*** EXCERPT PROVIDED ***
Having reviewed these cases along with the permissive abstention factors previously delineated by this Court, I find compelling reasons to abstain. Here, Mr. McClendon has been found by the Superior Court of Cobb County to be in contempt after his failure to pay child support. He has also been incarcerated for such contempt, and he still owes a substantial sum to Ms. McClendon. Moreover, the Superior Court has already determined the amount necessary to purge the finding of contempt and has set a schedule for that payment. Debtor's Plan proposes Chapter 13 payments that do not comport with the Orders of the state court. I can find no principled reason to disturb the state court's judgment in the absence of Ms. McClendon's consent, and I refuse to allow Mr. McClendon to use his bankruptcy filing to further avoid or delay domestic support obligations. To do so would overreach the proper role of a United States Bankruptcy Court and intrude into the realm of domestic relations properly reserved to the states in our Federal system.
Therefore, I sustain Ms. McClendon's objection and refuse to confirm Debtor's Chapter 13 Plan. I also find that abstention from any further domestic relations issues between the parties is appropriate because here, as in the Trout and Carver cases, bankruptcy is impermissibly being used as a weapon in an ongoing battle between former spouses. To the extent any additional domestic relations disputes arise, Ms. McClendon is free to pursue her remedies in state court. Likewise, Mr. McClendon is free to seek any remedy, such as modification, in that forum.
*** RECORD EXCERPTS ***
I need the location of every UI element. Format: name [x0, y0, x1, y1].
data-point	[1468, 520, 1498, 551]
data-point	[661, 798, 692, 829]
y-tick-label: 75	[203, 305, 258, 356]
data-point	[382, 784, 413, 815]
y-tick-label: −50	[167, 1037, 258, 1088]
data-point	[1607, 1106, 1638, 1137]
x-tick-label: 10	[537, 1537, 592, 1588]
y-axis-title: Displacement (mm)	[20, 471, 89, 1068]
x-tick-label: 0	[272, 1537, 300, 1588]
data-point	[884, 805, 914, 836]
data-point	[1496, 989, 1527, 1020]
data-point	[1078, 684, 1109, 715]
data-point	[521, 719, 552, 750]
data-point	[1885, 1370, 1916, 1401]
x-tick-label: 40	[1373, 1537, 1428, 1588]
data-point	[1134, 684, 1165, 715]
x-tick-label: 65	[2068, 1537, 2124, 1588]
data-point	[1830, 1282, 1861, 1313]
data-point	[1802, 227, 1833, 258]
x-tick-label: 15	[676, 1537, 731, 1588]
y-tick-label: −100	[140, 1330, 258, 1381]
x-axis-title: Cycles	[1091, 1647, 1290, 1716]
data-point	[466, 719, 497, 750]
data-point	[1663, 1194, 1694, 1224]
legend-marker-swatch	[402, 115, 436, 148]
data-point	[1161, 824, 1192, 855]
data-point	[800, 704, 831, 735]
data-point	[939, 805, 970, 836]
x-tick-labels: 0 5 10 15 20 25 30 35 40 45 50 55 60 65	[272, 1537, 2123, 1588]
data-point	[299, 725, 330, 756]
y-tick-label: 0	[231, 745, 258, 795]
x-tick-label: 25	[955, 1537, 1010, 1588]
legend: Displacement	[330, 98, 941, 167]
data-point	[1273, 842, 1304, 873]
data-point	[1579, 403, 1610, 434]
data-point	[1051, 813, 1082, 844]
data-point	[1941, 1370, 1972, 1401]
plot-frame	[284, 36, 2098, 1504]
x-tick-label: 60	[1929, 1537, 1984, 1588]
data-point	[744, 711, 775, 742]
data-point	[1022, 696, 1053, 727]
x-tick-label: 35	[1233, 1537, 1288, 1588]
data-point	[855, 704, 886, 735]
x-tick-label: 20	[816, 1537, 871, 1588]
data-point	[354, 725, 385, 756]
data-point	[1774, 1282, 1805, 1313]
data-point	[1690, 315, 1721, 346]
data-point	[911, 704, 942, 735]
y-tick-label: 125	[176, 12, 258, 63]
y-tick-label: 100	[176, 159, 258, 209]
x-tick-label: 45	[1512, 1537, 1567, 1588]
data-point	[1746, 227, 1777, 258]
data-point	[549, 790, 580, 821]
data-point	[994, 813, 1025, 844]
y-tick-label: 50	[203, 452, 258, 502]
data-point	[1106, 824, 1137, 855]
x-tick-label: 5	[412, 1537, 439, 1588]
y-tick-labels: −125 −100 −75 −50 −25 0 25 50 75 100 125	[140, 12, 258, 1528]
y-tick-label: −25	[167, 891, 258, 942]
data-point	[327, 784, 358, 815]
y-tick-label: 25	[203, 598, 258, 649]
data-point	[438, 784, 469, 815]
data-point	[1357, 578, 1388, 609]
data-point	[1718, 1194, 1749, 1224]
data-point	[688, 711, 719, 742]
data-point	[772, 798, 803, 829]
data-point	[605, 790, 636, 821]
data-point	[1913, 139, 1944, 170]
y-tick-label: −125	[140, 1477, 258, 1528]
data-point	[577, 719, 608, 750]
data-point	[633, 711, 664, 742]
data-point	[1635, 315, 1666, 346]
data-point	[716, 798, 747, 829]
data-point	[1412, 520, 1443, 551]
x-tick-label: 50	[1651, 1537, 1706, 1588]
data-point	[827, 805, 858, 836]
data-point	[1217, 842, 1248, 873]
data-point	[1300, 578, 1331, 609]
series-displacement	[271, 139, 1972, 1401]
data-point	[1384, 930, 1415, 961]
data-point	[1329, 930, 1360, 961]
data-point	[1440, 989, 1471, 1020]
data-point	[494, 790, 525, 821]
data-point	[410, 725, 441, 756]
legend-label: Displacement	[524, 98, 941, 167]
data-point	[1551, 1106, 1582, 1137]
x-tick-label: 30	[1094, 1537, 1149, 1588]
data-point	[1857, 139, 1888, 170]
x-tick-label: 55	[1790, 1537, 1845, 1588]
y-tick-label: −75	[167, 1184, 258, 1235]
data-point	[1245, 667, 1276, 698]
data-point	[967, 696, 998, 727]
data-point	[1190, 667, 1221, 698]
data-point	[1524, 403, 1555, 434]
***
YOUR TASKS =>
1. In the bankruptcy opinion, which court found Mr. McClendon in contempt?
2. Carry on the McClendon bankruptcy opinion from its last sentence.
This material stands apart from the opinion.

ANSWER SECTION =>
1. The Superior Court of Cobb County.

2.
ORDER
Pursuant to the foregoing, IT IS THE ORDER OF THIS COURT that the Objection to Confirmation of the Plan is SUSTAINED. The Court abstains from hearing any further issues regarding the ongoing domestic relations matters between Mr. and Ms. McClendon.
______________________
Lamar W. Davis, Jr.
United States Bankruptcy Judge
Dated at Savannah, Georgia
This 14day of September, 2012.
See Old Augusta Dev. Group. Inc. v. Effingham County (In re Old Augusta Dev. Group. Inc.), 2011 WL 2632147 at *4 (Bankr. S.D. Ga. 2011) (Davis, J.) (Listing fourteen non-exclusive factors to consider in determining whether permissive abstention is appropriate, including most relevantly: "the degree of relatedness or remoteness of the proceeding to the main bankruptcy case," "comity," "the feasibility of severing state law claims from core bankruptcy matters to allow judgments to be entered in state court with enforcement left to the bankruptcy court," and "the likelihood that the commencement of the proceeding in bankruptcy court involves forum shopping by one of the parties").